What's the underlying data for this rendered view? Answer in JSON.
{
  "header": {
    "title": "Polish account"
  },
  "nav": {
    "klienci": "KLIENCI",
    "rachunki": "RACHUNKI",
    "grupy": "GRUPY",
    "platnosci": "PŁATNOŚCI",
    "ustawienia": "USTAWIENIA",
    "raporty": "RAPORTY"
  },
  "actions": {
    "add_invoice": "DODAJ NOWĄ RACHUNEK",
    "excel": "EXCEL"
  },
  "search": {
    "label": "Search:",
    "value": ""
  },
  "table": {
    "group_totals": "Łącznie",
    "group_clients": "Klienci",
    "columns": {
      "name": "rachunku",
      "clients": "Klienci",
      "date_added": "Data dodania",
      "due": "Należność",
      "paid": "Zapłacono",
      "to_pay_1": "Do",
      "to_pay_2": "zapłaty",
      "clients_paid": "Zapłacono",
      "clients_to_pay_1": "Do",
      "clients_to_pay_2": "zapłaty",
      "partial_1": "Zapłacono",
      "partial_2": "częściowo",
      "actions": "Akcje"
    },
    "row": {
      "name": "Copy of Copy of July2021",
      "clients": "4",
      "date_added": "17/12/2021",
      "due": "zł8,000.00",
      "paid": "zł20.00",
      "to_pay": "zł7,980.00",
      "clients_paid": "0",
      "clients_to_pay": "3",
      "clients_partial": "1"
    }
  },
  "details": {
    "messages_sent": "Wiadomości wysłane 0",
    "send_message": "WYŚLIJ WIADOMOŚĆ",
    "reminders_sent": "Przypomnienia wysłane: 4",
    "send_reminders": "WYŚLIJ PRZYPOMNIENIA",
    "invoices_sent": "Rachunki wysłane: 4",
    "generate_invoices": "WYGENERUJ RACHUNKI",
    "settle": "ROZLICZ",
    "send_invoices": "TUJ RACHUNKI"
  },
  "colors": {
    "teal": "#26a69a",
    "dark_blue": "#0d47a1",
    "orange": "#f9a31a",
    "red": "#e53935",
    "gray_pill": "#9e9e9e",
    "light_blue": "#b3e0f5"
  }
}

##############################

» Directions for this task
The lines above should be duplicated exactly.

» Expected answer
What's the underlying data for this rendered view? Answer in JSON.
{
  "header": {
    "title": "Polish account"
  },
  "nav": {
    "klienci": "KLIENCI",
    "rachunki": "RACHUNKI",
    "grupy": "GRUPY",
    "platnosci": "PŁATNOŚCI",
    "ustawienia": "USTAWIENIA",
    "raporty": "RAPORTY"
  },
  "actions": {
    "add_invoice": "DODAJ NOWĄ RACHUNEK",
    "excel": "EXCEL"
  },
  "search": {
    "label": "Search:",
    "value": ""
  },
  "table": {
    "group_totals": "Łącznie",
    "group_clients": "Klienci",
    "columns": {
      "name": "rachunku",
      "clients": "Klienci",
      "date_added": "Data dodania",
      "due": "Należność",
      "paid": "Zapłacono",
      "to_pay_1": "Do",
      "to_pay_2": "zapłaty",
      "clients_paid": "Zapłacono",
      "clients_to_pay_1": "Do",
      "clients_to_pay_2": "zapłaty",
      "partial_1": "Zapłacono",
      "partial_2": "częściowo",
      "actions": "Akcje"
    },
    "row": {
      "name": "Copy of Copy of July2021",
      "clients": "4",
      "date_added": "17/12/2021",
      "due": "zł8,000.00",
      "paid": "zł20.00",
      "to_pay": "zł7,980.00",
      "clients_paid": "0",
      "clients_to_pay": "3",
      "clients_partial": "1"
    }
  },
  "details": {
    "messages_sent": "Wiadomości wysłane 0",
    "send_message": "WYŚLIJ WIADOMOŚĆ",
    "reminders_sent": "Przypomnienia wysłane: 4",
    "send_reminders": "WYŚLIJ PRZYPOMNIENIA",
    "invoices_sent": "Rachunki wysłane: 4",
    "generate_invoices": "WYGENERUJ RACHUNKI",
    "settle": "ROZLICZ",
    "send_invoices": "TUJ RACHUNKI"
  },
  "colors": {
    "teal": "#26a69a",
    "dark_blue": "#0d47a1",
    "orange": "#f9a31a",
    "red": "#e53935",
    "gray_pill": "#9e9e9e",
    "light_blue": "#b3e0f5"
  }
}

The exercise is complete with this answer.